_Aim_: Copy out the entries exactly, from the first line to the last.

_Dataset content_:

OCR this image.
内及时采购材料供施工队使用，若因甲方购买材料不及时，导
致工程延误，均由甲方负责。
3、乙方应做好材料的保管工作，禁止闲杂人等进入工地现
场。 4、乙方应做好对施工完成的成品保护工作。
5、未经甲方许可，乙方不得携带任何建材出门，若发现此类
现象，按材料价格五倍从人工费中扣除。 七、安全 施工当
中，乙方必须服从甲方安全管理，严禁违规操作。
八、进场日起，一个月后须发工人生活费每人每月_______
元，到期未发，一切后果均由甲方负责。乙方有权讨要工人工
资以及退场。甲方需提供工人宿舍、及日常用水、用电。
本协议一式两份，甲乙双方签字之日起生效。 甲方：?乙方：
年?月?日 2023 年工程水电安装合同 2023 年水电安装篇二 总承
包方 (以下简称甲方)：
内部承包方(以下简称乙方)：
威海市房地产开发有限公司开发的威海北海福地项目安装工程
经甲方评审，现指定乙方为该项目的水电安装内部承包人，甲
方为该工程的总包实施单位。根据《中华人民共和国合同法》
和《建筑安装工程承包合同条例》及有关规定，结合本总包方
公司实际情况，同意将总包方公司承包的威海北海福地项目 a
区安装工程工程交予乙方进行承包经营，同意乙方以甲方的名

_Worked solution_:
OCR this image.
内及时采购材料供施工队使用，若因甲方购买材料不及时，导
致工程延误，均由甲方负责。
3、乙方应做好材料的保管工作，禁止闲杂人等进入工地现
场。 4、乙方应做好对施工完成的成品保护工作。
5、未经甲方许可，乙方不得携带任何建材出门，若发现此类
现象，按材料价格五倍从人工费中扣除。 七、安全 施工当
中，乙方必须服从甲方安全管理，严禁违规操作。
八、进场日起，一个月后须发工人生活费每人每月_______
元，到期未发，一切后果均由甲方负责。乙方有权讨要工人工
资以及退场。甲方需提供工人宿舍、及日常用水、用电。
本协议一式两份，甲乙双方签字之日起生效。 甲方：?乙方：
年?月?日 2023 年工程水电安装合同 2023 年水电安装篇二 总承
包方 (以下简称甲方)：
内部承包方(以下简称乙方)：
威海市房地产开发有限公司开发的威海北海福地项目安装工程
经甲方评审，现指定乙方为该项目的水电安装内部承包人，甲
方为该工程的总包实施单位。根据《中华人民共和国合同法》
和《建筑安装工程承包合同条例》及有关规定，结合本总包方
公司实际情况，同意将总包方公司承包的威海北海福地项目 a
区安装工程工程交予乙方进行承包经营，同意乙方以甲方的名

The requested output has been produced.